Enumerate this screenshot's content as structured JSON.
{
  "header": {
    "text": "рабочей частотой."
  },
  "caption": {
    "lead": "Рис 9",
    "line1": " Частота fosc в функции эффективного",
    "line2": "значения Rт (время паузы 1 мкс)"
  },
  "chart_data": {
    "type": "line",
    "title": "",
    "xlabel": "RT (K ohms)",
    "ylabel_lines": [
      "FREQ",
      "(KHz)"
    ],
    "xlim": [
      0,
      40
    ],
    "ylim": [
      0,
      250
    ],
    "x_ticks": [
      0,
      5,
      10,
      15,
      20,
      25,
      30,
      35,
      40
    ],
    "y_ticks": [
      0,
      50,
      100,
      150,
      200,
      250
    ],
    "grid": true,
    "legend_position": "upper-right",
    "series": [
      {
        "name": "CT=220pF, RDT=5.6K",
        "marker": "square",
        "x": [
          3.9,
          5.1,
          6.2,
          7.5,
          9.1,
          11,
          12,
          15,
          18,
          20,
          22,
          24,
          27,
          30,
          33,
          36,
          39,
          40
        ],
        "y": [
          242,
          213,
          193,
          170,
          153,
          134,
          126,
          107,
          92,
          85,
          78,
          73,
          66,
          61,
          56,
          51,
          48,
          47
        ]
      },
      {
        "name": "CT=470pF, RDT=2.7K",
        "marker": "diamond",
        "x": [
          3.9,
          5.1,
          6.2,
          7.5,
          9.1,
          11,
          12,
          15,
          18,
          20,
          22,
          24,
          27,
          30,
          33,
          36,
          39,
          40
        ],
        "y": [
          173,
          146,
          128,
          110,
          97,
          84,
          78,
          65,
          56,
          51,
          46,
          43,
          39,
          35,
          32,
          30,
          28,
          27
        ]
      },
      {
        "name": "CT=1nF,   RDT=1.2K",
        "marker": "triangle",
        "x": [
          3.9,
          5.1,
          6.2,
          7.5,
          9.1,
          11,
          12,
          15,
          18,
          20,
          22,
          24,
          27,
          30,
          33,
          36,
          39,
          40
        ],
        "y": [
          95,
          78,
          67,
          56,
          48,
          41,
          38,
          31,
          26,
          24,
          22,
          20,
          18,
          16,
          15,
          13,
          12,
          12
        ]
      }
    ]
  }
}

▶ **PROBLEM DETAILS**:
Using the listing above, please repeat every entry exactly.

▶ **SOLUTION TO THIS TASK**:
Enumerate this screenshot's content as structured JSON.
{
  "header": {
    "text": "рабочей частотой."
  },
  "caption": {
    "lead": "Рис 9",
    "line1": " Частота fosc в функции эффективного",
    "line2": "значения Rт (время паузы 1 мкс)"
  },
  "chart_data": {
    "type": "line",
    "title": "",
    "xlabel": "RT (K ohms)",
    "ylabel_lines": [
      "FREQ",
      "(KHz)"
    ],
    "xlim": [
      0,
      40
    ],
    "ylim": [
      0,
      250
    ],
    "x_ticks": [
      0,
      5,
      10,
      15,
      20,
      25,
      30,
      35,
      40
    ],
    "y_ticks": [
      0,
      50,
      100,
      150,
      200,
      250
    ],
    "grid": true,
    "legend_position": "upper-right",
    "series": [
      {
        "name": "CT=220pF, RDT=5.6K",
        "marker": "square",
        "x": [
          3.9,
          5.1,
          6.2,
          7.5,
          9.1,
          11,
          12,
          15,
          18,
          20,
          22,
          24,
          27,
          30,
          33,
          36,
          39,
          40
        ],
        "y": [
          242,
          213,
          193,
          170,
          153,
          134,
          126,
          107,
          92,
          85,
          78,
          73,
          66,
          61,
          56,
          51,
          48,
          47
        ]
      },
      {
        "name": "CT=470pF, RDT=2.7K",
        "marker": "diamond",
        "x": [
          3.9,
          5.1,
          6.2,
          7.5,
          9.1,
          11,
          12,
          15,
          18,
          20,
          22,
          24,
          27,
          30,
          33,
          36,
          39,
          40
        ],
        "y": [
          173,
          146,
          128,
          110,
          97,
          84,
          78,
          65,
          56,
          51,
          46,
          43,
          39,
          35,
          32,
          30,
          28,
          27
        ]
      },
      {
        "name": "CT=1nF,   RDT=1.2K",
        "marker": "triangle",
        "x": [
          3.9,
          5.1,
          6.2,
          7.5,
          9.1,
          11,
          12,
          15,
          18,
          20,
          22,
          24,
          27,
          30,
          33,
          36,
          39,
          40
        ],
        "y": [
          95,
          78,
          67,
          56,
          48,
          41,
          38,
          31,
          26,
          24,
          22,
          20,
          18,
          16,
          15,
          13,
          12,
          12
        ]
      }
    ]
  }
}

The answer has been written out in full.